# Excerpted records
- - - - - - -

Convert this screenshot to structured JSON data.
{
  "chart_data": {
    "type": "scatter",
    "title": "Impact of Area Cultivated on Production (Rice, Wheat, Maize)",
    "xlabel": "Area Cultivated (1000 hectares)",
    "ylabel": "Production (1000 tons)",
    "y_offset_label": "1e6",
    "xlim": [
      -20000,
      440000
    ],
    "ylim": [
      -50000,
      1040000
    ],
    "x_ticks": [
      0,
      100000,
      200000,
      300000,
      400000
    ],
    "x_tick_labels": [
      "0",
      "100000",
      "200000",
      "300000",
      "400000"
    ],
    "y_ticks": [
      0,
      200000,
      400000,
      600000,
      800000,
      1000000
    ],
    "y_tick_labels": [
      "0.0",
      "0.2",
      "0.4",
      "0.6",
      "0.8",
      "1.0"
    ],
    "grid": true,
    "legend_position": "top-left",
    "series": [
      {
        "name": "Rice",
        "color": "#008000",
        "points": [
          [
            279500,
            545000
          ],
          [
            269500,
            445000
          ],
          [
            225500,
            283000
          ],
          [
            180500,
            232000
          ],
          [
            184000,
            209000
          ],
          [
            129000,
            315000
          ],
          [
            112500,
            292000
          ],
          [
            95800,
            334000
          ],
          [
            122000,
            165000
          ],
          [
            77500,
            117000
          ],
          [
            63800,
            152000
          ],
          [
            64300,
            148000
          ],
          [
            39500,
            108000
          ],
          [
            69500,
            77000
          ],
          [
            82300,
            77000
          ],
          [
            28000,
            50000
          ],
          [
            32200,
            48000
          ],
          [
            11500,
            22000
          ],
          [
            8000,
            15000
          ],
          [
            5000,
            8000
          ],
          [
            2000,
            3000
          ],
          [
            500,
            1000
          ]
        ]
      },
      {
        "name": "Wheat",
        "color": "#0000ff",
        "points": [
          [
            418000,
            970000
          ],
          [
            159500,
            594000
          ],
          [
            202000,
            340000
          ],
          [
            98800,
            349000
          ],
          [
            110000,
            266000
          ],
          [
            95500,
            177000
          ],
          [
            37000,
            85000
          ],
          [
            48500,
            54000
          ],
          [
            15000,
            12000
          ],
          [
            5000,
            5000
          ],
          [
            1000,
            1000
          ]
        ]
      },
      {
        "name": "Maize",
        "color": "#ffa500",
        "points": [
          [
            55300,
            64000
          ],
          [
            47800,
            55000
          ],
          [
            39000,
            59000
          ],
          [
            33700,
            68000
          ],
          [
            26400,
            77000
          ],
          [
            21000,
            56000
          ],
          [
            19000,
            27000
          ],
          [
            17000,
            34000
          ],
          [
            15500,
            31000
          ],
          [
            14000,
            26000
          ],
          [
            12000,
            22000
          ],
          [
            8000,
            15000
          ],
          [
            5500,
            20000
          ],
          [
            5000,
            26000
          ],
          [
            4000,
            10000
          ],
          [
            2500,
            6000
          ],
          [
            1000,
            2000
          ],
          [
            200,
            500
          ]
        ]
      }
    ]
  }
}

- - - - - - -

# To be done
Extract, word for word, each line of the listing above.

# Result below
Convert this screenshot to structured JSON data.
{
  "chart_data": {
    "type": "scatter",
    "title": "Impact of Area Cultivated on Production (Rice, Wheat, Maize)",
    "xlabel": "Area Cultivated (1000 hectares)",
    "ylabel": "Production (1000 tons)",
    "y_offset_label": "1e6",
    "xlim": [
      -20000,
      440000
    ],
    "ylim": [
      -50000,
      1040000
    ],
    "x_ticks": [
      0,
      100000,
      200000,
      300000,
      400000
    ],
    "x_tick_labels": [
      "0",
      "100000",
      "200000",
      "300000",
      "400000"
    ],
    "y_ticks": [
      0,
      200000,
      400000,
      600000,
      800000,
      1000000
    ],
    "y_tick_labels": [
      "0.0",
      "0.2",
      "0.4",
      "0.6",
      "0.8",
      "1.0"
    ],
    "grid": true,
    "legend_position": "top-left",
    "series": [
      {
        "name": "Rice",
        "color": "#008000",
        "points": [
          [
            279500,
            545000
          ],
          [
            269500,
            445000
          ],
          [
            225500,
            283000
          ],
          [
            180500,
            232000
          ],
          [
            184000,
            209000
          ],
          [
            129000,
            315000
          ],
          [
            112500,
            292000
          ],
          [
            95800,
            334000
          ],
          [
            122000,
            165000
          ],
          [
            77500,
            117000
          ],
          [
            63800,
            152000
          ],
          [
            64300,
            148000
          ],
          [
            39500,
            108000
          ],
          [
            69500,
            77000
          ],
          [
            82300,
            77000
          ],
          [
            28000,
            50000
          ],
          [
            32200,
            48000
          ],
          [
            11500,
            22000
          ],
          [
            8000,
            15000
          ],
          [
            5000,
            8000
          ],
          [
            2000,
            3000
          ],
          [
            500,
            1000
          ]
        ]
      },
      {
        "name": "Wheat",
        "color": "#0000ff",
        "points": [
          [
            418000,
            970000
          ],
          [
            159500,
            594000
          ],
          [
            202000,
            340000
          ],
          [
            98800,
            349000
          ],
          [
            110000,
            266000
          ],
          [
            95500,
            177000
          ],
          [
            37000,
            85000
          ],
          [
            48500,
            54000
          ],
          [
            15000,
            12000
          ],
          [
            5000,
            5000
          ],
          [
            1000,
            1000
          ]
        ]
      },
      {
        "name": "Maize",
        "color": "#ffa500",
        "points": [
          [
            55300,
            64000
          ],
          [
            47800,
            55000
          ],
          [
            39000,
            59000
          ],
          [
            33700,
            68000
          ],
          [
            26400,
            77000
          ],
          [
            21000,
            56000
          ],
          [
            19000,
            27000
          ],
          [
            17000,
            34000
          ],
          [
            15500,
            31000
          ],
          [
            14000,
            26000
          ],
          [
            12000,
            22000
          ],
          [
            8000,
            15000
          ],
          [
            5500,
            20000
          ],
          [
            5000,
            26000
          ],
          [
            4000,
            10000
          ],
          [
            2500,
            6000
          ],
          [
            1000,
            2000
          ],
          [
            200,
            500
          ]
        ]
      }
    ]
  }
}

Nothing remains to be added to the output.